start
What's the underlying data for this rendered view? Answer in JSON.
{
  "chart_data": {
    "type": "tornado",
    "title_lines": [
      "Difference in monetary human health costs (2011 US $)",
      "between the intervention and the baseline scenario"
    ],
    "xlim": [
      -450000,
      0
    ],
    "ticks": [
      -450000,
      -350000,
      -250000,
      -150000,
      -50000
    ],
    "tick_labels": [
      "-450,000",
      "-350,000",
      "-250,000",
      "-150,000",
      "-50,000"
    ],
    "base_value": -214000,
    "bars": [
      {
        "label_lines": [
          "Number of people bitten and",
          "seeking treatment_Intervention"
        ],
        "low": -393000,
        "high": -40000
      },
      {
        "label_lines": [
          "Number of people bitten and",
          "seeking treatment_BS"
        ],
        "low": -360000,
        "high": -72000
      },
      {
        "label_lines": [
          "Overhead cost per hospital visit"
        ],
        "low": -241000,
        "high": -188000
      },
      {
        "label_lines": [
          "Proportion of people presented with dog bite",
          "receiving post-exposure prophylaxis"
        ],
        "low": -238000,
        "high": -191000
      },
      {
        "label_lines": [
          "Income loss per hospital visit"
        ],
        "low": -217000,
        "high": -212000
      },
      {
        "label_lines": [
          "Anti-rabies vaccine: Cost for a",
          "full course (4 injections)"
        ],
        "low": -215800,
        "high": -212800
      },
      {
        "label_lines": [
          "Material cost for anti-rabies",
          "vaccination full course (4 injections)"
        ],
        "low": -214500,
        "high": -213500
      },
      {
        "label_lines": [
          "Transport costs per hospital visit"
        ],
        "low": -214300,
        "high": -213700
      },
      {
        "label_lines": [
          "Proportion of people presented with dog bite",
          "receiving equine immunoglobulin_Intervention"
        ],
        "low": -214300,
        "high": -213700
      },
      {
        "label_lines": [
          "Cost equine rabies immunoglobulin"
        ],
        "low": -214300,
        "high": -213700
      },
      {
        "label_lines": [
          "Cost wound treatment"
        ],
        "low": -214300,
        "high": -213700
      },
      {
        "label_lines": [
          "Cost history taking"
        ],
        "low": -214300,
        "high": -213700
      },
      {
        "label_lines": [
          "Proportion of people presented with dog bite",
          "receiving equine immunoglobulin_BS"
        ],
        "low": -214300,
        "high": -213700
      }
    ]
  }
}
end
start
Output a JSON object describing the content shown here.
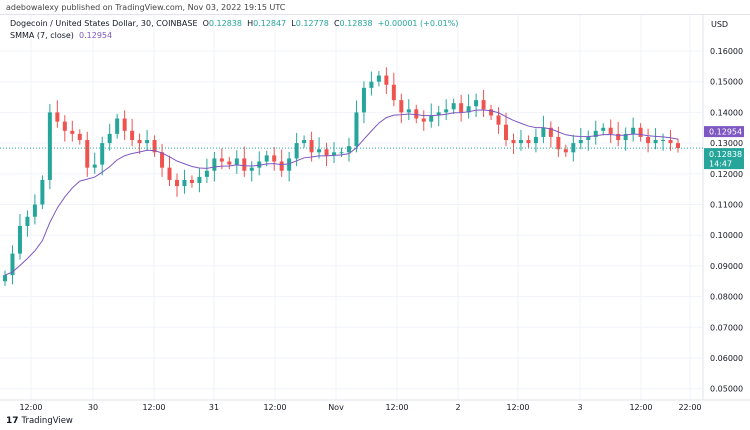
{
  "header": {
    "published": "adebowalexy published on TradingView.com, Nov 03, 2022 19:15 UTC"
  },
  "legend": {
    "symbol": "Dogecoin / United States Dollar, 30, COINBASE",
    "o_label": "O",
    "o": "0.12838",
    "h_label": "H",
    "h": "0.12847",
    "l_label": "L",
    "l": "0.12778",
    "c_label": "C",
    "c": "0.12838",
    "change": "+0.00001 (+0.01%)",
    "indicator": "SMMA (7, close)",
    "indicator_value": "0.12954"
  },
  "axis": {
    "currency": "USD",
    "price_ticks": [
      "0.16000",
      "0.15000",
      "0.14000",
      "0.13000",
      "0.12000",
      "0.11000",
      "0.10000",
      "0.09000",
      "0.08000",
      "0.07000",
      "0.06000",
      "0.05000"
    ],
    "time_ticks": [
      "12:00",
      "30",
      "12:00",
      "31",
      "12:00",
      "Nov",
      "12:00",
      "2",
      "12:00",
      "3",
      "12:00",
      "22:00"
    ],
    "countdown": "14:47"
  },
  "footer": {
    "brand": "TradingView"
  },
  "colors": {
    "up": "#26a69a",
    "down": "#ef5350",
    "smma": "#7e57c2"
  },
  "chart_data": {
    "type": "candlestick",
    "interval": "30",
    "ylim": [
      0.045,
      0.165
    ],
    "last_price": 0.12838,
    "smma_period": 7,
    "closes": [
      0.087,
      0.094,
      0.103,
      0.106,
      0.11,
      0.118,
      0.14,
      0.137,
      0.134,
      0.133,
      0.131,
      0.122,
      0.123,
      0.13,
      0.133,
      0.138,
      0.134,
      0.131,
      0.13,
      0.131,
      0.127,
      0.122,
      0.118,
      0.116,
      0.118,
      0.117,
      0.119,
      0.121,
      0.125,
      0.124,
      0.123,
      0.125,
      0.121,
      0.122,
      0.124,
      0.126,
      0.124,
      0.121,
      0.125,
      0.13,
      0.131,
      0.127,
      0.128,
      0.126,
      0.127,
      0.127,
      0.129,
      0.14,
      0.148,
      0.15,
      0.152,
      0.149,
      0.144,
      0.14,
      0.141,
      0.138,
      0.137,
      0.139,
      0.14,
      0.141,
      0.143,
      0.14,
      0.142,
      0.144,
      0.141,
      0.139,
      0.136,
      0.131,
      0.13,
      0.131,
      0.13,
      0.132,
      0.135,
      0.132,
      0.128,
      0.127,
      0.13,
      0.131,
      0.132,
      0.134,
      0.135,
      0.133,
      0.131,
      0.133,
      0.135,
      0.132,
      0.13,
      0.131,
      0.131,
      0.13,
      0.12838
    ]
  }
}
end
▸ TASK TO CARRY OUT
Copy every line in the entries above that has the string "costs" in it.

▸ OUTPUT FOR THIS EXERCISE
      "Difference in monetary human health costs (2011 US $)",
          "Transport costs per hospital visit"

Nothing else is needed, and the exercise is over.